Scan the records for the word "false". Copy each line that includes it.

-- RECORDS TO PROCESS start --

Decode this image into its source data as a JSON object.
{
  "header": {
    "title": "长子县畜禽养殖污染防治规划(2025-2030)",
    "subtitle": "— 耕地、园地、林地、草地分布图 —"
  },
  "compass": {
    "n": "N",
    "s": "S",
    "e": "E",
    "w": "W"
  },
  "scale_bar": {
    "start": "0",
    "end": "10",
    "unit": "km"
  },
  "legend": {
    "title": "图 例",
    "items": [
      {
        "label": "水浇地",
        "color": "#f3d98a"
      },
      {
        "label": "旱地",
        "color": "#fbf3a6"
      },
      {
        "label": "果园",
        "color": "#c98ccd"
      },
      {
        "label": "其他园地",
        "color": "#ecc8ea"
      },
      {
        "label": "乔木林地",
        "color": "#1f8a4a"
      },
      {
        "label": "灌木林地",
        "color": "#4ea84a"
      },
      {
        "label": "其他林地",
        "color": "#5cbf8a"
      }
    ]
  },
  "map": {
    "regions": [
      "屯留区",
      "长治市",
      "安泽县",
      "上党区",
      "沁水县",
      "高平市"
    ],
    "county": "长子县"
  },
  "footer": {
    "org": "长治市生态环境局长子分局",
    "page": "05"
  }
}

-- RECORDS TO PROCESS end --
-- RECORDS TO PROCESS start --

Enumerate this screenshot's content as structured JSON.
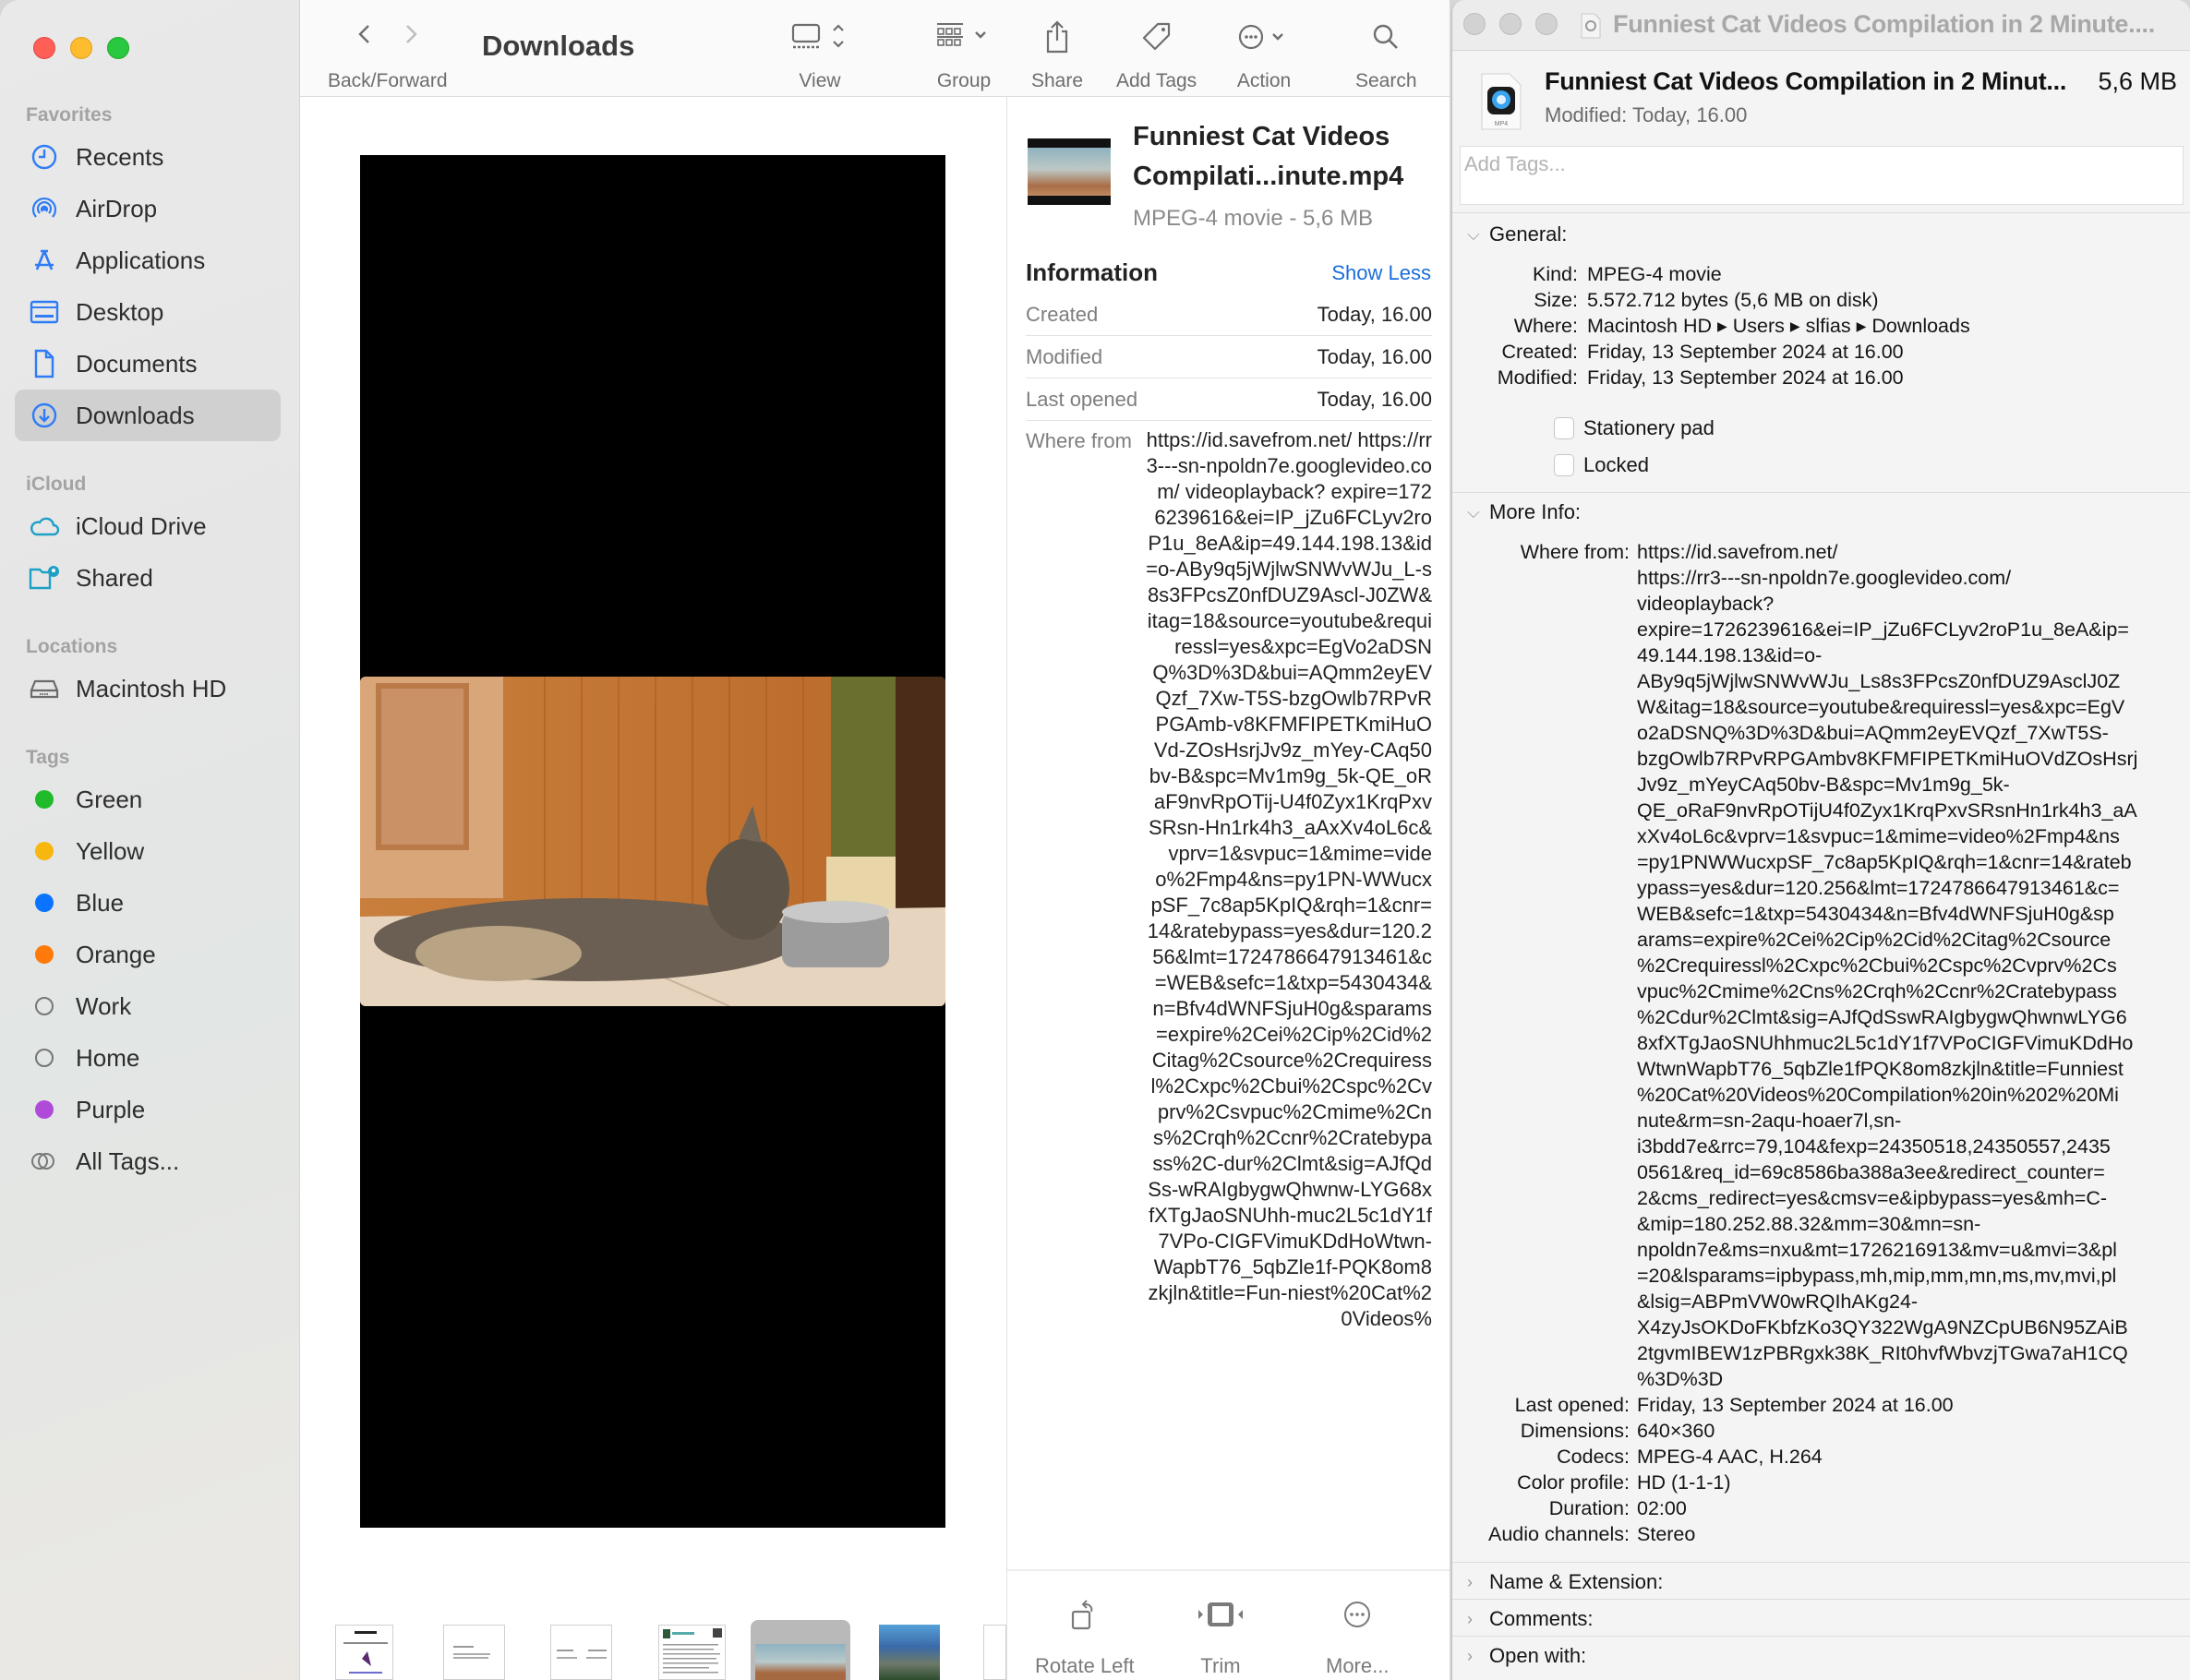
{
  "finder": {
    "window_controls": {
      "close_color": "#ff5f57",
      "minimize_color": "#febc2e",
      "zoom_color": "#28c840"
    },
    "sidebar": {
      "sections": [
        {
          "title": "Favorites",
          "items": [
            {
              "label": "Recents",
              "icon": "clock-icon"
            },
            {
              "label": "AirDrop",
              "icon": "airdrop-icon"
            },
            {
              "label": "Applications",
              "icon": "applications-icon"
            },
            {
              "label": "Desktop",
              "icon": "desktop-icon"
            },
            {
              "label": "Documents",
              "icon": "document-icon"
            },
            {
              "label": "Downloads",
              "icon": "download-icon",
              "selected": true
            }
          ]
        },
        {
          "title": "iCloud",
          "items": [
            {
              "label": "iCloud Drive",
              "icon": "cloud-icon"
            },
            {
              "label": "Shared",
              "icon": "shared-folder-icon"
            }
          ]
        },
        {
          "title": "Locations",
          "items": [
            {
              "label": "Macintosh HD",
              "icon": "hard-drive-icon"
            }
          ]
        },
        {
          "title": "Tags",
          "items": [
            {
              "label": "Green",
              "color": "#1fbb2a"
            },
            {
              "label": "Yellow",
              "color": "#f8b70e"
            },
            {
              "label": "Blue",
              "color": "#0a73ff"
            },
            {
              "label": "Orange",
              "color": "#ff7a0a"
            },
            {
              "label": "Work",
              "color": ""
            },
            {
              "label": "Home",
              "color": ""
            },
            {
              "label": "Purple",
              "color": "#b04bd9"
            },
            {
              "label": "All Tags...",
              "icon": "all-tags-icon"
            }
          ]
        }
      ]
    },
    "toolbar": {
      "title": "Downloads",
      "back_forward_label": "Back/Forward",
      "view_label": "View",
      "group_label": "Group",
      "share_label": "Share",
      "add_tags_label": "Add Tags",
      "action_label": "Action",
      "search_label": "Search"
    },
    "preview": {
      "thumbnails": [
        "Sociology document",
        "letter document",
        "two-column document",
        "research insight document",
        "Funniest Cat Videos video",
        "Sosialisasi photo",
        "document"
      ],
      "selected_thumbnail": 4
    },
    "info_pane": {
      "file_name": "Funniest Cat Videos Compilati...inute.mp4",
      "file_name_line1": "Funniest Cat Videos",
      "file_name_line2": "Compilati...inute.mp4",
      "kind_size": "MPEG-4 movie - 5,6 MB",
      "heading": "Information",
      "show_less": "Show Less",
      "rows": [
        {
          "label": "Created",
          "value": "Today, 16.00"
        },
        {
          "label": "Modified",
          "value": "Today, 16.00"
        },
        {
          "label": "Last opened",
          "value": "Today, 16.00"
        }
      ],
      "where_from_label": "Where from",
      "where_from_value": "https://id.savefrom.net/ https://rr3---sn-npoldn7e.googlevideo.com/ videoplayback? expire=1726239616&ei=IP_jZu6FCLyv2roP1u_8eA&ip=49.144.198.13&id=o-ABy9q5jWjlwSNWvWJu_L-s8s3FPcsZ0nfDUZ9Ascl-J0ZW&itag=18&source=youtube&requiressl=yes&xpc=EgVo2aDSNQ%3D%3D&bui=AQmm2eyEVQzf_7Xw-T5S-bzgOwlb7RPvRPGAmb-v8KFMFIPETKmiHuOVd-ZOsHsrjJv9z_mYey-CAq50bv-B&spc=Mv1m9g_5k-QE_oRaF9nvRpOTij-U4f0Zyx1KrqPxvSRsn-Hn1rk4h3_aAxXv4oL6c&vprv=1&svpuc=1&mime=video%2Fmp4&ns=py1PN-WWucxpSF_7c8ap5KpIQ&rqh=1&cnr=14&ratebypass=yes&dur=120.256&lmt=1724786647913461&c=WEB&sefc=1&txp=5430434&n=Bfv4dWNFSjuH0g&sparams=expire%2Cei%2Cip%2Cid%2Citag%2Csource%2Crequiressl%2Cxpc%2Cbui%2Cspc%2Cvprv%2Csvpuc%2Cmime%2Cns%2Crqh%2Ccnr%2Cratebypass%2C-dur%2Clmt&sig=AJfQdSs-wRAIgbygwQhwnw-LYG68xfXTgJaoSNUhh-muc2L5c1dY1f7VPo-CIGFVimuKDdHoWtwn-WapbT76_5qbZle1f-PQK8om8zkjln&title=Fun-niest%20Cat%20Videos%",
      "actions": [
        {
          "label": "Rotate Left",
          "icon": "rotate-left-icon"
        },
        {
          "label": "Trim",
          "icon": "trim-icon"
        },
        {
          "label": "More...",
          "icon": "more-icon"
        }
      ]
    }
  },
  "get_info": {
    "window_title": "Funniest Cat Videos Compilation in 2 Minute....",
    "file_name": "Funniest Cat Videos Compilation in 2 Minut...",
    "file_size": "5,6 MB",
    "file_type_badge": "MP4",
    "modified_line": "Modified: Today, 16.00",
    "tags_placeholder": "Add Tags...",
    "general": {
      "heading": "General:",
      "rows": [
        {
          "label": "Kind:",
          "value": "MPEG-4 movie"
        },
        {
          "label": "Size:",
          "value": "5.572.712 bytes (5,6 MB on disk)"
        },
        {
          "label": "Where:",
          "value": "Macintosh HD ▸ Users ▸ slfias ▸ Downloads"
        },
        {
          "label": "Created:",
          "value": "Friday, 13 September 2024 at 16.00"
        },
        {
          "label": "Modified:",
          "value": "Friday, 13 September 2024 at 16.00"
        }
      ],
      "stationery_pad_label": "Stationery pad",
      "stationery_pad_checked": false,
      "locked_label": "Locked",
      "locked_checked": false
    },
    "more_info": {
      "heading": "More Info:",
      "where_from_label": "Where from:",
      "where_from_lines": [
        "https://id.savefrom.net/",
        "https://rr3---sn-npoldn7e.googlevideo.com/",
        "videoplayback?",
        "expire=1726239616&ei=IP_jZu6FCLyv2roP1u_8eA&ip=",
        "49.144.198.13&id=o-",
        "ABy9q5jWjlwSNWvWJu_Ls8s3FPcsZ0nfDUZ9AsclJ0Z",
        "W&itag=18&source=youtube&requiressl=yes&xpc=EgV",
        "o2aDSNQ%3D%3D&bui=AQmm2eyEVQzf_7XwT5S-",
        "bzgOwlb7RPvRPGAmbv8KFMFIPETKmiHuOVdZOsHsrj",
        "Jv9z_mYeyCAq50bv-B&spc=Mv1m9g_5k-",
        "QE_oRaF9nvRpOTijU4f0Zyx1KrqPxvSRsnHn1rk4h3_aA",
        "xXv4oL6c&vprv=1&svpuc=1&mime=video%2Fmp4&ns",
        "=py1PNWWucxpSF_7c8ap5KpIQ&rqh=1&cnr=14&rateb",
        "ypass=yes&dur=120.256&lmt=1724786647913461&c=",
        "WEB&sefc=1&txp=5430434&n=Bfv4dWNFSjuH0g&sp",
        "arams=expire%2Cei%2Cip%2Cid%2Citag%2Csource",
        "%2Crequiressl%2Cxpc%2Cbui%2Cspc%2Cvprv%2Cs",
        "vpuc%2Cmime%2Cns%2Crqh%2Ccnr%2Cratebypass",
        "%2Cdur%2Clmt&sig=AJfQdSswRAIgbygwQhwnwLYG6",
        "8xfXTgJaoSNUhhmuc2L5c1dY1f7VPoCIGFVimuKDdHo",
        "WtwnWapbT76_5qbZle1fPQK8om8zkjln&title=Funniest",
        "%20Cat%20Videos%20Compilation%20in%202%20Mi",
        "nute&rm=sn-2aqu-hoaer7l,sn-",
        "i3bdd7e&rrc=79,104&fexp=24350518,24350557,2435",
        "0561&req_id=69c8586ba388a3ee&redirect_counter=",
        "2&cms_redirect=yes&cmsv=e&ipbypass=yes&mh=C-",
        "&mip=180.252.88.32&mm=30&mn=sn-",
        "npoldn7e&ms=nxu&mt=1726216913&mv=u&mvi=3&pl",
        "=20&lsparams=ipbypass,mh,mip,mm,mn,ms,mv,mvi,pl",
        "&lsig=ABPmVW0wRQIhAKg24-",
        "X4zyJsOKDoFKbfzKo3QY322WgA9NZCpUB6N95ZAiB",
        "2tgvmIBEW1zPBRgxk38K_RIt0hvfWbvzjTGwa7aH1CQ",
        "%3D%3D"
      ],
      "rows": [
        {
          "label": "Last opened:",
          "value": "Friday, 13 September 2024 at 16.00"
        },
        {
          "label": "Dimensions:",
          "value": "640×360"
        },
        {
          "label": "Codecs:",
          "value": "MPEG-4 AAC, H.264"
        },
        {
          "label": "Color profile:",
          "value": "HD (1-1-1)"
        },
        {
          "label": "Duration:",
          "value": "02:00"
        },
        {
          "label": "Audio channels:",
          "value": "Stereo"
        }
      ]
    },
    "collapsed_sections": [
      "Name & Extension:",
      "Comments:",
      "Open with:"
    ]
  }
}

-- RECORDS TO PROCESS end --

* EXERCISE SOLUTION
      "stationery_pad_checked": false,
      "locked_checked": false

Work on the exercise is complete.